Given exercise: Every line that contains the word "измерительных" should be copied out.

Task input:
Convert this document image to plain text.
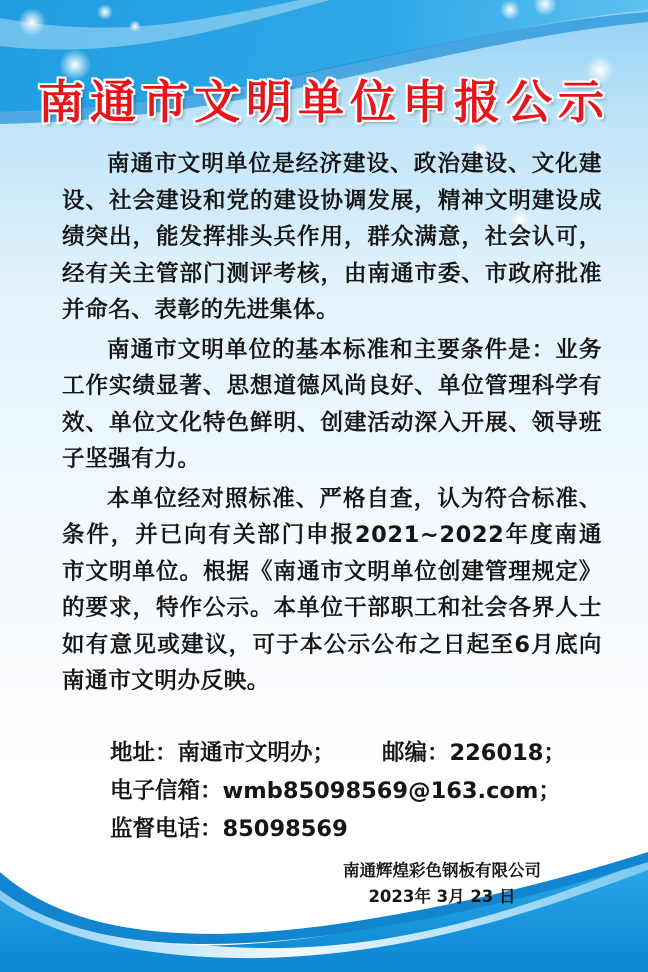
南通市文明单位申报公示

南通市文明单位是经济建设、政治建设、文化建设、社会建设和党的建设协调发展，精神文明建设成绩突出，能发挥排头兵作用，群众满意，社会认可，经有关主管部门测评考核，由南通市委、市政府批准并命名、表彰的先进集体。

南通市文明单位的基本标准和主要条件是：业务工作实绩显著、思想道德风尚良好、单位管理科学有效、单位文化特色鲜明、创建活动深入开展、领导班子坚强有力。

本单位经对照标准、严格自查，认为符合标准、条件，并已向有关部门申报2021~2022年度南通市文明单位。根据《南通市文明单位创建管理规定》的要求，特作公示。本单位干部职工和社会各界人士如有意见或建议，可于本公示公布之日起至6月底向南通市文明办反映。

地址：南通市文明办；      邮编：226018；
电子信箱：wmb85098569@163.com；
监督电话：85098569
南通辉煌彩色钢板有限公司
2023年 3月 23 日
...
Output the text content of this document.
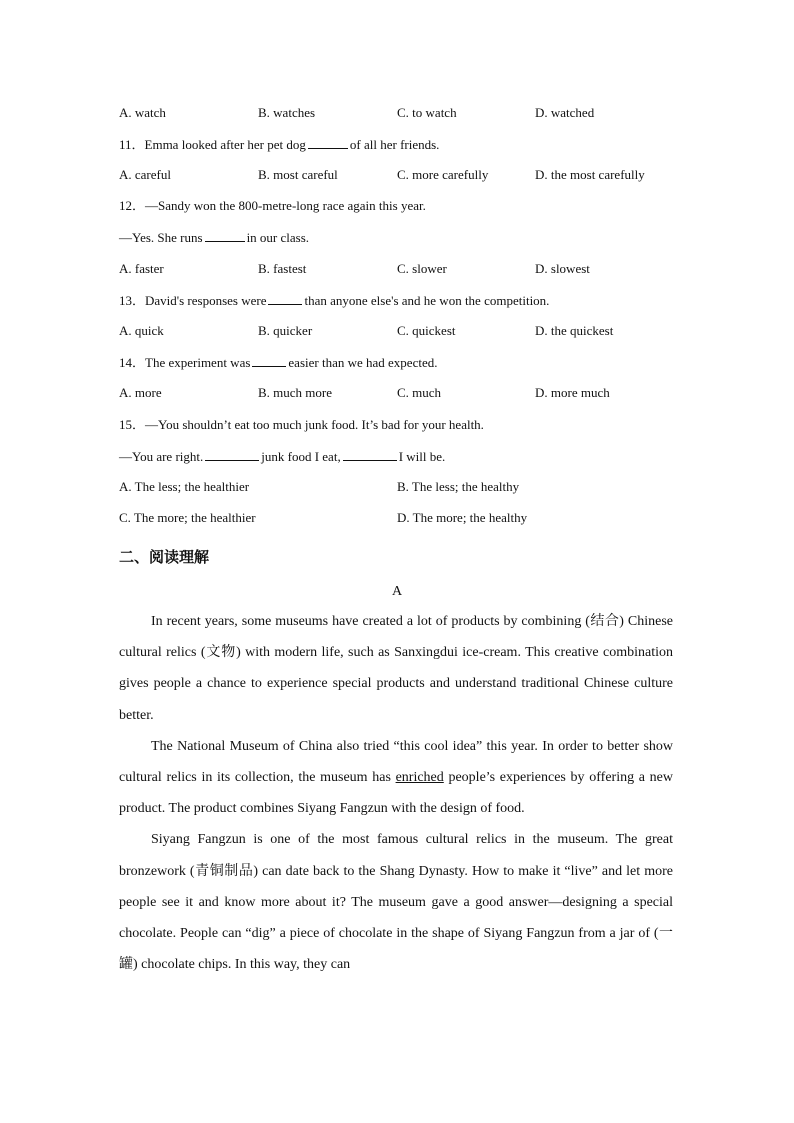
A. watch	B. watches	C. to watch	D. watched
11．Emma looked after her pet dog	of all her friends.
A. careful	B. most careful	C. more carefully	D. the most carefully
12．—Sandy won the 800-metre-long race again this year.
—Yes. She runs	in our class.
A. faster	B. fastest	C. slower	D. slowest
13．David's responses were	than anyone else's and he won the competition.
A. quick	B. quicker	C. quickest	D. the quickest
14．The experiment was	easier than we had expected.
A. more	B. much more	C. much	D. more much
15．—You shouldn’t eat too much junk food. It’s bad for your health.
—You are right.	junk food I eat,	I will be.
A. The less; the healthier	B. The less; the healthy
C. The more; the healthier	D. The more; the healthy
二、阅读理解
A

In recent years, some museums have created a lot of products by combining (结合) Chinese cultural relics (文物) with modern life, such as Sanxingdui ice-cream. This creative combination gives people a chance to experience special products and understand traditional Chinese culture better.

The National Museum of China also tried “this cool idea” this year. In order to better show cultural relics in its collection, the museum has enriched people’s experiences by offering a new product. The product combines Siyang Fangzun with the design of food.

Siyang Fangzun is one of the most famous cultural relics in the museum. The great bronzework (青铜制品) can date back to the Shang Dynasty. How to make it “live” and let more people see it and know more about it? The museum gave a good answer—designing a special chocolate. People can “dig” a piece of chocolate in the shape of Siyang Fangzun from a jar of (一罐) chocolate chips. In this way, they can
--
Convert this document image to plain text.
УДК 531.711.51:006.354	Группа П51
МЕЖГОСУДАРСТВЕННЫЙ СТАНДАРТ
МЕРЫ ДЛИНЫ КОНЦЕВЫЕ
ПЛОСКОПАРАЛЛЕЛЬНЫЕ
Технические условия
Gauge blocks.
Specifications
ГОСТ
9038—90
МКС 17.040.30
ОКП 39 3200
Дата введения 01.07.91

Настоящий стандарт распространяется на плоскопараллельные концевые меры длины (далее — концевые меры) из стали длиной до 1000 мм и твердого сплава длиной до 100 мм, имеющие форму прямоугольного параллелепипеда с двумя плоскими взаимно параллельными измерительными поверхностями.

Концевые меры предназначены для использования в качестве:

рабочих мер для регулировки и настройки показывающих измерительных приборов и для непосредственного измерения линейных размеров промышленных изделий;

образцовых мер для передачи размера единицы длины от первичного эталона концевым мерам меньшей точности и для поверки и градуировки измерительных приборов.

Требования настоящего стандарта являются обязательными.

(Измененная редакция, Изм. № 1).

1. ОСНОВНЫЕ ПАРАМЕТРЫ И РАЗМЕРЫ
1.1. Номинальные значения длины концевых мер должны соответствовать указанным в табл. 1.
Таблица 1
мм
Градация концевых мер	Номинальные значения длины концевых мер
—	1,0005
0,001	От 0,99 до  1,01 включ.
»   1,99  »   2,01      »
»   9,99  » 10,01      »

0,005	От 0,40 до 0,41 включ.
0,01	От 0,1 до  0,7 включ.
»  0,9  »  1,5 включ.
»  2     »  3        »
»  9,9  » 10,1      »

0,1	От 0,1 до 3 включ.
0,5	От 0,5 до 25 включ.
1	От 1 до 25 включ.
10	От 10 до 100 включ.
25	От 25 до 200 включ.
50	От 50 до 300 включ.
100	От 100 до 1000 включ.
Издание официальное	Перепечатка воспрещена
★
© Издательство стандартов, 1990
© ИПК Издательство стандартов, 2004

Right answer:
рабочих мер для регулировки и настройки показывающих измерительных приборов и для непосредственного измерения линейных размеров промышленных изделий;
образцовых мер для передачи размера единицы длины от первичного эталона концевым мерам меньшей точности и для поверки и градуировки измерительных приборов.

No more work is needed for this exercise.